━━ Entries shown ━━

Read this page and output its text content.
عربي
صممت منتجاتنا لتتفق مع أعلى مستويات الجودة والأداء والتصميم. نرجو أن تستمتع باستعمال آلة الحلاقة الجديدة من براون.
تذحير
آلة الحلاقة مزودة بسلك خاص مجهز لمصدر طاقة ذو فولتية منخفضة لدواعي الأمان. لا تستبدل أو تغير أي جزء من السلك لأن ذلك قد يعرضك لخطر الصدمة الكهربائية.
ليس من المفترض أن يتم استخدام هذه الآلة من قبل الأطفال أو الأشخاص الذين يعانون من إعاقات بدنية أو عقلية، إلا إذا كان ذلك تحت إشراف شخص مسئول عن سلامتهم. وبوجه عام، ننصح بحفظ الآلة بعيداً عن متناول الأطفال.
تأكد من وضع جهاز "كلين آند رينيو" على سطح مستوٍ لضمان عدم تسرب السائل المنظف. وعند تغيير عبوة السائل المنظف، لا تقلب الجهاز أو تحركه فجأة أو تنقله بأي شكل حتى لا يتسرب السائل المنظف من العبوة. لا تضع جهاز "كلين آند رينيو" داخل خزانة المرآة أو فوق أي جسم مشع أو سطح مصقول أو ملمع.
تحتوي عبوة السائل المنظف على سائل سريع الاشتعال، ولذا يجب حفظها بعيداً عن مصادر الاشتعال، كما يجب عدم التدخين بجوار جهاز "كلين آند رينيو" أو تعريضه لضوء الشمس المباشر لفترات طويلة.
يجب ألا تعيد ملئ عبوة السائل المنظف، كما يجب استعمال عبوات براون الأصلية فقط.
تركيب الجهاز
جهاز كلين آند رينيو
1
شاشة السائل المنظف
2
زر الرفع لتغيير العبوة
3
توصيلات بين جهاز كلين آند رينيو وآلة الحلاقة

━━━

* Description of the task
Count how many lines above contain the word "بعيدا". Reply with the number alone.

* Answer below
2